What to do ▸
Copy every line in the records below that contains the word "employed".

Stored records ▸
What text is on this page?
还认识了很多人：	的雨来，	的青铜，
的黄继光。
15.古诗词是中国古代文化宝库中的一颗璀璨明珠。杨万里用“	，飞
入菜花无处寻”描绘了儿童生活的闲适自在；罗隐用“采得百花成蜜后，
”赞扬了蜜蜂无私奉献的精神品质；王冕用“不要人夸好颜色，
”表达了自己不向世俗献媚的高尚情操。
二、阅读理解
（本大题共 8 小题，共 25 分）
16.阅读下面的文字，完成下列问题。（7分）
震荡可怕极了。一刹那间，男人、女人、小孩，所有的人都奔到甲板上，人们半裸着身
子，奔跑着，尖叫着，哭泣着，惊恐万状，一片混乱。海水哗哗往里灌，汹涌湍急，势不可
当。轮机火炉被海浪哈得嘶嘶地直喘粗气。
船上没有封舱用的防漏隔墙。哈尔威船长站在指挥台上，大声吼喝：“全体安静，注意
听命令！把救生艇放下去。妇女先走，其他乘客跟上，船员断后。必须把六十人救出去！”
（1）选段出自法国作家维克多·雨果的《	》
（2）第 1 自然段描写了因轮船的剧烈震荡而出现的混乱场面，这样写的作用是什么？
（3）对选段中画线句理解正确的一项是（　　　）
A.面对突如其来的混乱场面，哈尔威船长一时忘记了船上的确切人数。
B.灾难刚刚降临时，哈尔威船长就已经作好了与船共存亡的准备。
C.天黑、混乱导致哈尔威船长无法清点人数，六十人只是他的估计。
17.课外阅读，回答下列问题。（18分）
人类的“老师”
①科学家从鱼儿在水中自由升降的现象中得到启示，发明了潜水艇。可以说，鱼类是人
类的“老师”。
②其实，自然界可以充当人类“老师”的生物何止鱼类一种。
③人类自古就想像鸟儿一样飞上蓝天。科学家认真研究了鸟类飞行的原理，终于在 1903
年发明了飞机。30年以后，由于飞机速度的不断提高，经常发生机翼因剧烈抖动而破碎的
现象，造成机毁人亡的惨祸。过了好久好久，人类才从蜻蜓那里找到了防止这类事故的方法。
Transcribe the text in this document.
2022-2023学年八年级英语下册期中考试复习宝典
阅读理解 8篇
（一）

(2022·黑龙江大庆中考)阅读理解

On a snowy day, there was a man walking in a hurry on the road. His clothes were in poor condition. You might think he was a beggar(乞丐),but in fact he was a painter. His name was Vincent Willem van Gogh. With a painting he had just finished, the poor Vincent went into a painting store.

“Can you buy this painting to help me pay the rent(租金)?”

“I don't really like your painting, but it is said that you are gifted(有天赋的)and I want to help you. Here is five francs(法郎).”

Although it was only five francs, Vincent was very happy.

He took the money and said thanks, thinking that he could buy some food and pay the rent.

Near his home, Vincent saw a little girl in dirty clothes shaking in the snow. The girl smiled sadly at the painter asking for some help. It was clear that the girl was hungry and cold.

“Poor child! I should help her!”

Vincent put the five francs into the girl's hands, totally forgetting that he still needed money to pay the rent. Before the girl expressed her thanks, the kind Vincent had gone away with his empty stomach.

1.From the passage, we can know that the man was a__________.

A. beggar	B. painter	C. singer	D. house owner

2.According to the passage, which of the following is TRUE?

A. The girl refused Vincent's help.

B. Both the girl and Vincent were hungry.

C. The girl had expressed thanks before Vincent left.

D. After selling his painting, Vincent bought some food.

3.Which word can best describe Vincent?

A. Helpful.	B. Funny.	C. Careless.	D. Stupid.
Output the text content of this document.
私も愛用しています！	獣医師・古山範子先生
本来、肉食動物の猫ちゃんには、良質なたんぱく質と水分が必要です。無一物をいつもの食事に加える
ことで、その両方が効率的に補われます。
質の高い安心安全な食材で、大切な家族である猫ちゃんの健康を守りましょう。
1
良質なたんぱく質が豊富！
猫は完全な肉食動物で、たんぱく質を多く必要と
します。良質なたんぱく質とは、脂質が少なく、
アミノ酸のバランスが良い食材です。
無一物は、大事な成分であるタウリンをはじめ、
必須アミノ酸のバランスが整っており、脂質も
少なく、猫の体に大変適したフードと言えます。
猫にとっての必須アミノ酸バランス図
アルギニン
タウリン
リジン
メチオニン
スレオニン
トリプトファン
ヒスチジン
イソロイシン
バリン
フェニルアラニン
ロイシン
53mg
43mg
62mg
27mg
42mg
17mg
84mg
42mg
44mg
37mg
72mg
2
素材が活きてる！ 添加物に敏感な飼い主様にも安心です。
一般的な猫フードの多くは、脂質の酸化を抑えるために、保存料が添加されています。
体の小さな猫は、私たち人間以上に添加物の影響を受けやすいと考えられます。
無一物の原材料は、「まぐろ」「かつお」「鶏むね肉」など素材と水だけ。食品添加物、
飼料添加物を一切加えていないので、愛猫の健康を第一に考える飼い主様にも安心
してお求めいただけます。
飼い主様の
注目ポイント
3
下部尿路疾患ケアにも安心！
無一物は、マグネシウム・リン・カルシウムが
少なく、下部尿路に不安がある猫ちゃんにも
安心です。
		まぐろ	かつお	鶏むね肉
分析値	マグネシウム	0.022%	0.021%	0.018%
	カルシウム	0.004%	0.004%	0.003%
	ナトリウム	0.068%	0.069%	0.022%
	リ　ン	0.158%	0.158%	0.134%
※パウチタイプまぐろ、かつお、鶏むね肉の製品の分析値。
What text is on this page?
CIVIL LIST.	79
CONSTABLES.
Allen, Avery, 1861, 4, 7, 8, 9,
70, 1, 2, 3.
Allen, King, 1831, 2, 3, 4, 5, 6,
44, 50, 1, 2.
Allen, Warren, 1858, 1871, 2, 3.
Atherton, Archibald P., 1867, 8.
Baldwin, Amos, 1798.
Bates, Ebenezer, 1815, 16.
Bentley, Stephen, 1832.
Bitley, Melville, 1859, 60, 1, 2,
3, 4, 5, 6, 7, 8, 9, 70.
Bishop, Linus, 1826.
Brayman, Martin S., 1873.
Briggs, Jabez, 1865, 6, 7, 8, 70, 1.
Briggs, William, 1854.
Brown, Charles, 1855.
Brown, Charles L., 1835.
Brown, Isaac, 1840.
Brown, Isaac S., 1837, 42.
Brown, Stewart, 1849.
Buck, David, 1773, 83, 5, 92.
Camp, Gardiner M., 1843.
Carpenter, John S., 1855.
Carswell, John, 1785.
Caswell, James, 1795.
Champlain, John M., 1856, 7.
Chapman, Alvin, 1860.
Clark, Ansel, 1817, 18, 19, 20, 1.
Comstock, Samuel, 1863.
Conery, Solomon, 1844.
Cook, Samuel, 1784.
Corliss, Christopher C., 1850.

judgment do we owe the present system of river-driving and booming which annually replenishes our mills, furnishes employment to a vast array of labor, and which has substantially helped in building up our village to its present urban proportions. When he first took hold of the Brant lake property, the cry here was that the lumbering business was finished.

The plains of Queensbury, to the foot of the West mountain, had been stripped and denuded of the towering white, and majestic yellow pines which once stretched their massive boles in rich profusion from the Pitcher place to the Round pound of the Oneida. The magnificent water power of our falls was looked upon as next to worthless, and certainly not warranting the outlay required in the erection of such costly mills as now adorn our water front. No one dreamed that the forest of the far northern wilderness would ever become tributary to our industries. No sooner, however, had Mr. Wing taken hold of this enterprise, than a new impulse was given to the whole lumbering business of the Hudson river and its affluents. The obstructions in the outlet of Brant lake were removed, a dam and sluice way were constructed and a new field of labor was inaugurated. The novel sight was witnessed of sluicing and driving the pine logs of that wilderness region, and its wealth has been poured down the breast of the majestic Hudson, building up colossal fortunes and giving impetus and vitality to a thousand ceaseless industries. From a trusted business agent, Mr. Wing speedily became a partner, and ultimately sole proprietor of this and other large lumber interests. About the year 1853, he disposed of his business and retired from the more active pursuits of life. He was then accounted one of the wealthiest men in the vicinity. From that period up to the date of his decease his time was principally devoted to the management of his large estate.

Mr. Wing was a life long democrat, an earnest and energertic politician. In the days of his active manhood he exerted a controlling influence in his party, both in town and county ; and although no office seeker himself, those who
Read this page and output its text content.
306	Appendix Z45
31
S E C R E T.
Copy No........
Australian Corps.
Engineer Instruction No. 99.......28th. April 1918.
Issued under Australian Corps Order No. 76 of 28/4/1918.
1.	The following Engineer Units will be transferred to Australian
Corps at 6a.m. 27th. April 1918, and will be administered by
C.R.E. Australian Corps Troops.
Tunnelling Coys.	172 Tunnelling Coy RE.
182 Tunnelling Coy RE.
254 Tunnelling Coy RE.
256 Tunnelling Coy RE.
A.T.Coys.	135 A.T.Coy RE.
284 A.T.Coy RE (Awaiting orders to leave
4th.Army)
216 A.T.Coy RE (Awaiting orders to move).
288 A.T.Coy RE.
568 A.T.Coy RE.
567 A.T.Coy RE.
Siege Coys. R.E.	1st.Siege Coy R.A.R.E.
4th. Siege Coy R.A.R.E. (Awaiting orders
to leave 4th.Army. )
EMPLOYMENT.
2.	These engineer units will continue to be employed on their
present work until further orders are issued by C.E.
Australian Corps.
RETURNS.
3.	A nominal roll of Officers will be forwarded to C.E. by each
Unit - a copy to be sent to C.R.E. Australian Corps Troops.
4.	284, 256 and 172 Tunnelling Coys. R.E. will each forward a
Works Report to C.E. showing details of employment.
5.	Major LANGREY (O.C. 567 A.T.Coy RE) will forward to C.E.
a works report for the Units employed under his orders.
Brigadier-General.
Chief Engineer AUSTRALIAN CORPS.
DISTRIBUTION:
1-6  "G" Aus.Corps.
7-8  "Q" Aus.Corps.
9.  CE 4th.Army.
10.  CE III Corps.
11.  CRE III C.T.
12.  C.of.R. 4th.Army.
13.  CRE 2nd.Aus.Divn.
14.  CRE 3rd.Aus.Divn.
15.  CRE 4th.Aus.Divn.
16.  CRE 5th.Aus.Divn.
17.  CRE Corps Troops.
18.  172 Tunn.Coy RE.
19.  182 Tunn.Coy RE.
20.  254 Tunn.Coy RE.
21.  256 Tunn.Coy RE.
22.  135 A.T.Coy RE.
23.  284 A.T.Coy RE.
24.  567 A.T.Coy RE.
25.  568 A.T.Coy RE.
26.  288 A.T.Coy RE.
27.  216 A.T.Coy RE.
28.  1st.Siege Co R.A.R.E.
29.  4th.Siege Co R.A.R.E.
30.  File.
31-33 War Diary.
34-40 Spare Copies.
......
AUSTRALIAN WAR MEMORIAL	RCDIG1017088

Reply to the task ▸
2.	These engineer units will continue to be employed on their
a works report for the Units employed under his orders.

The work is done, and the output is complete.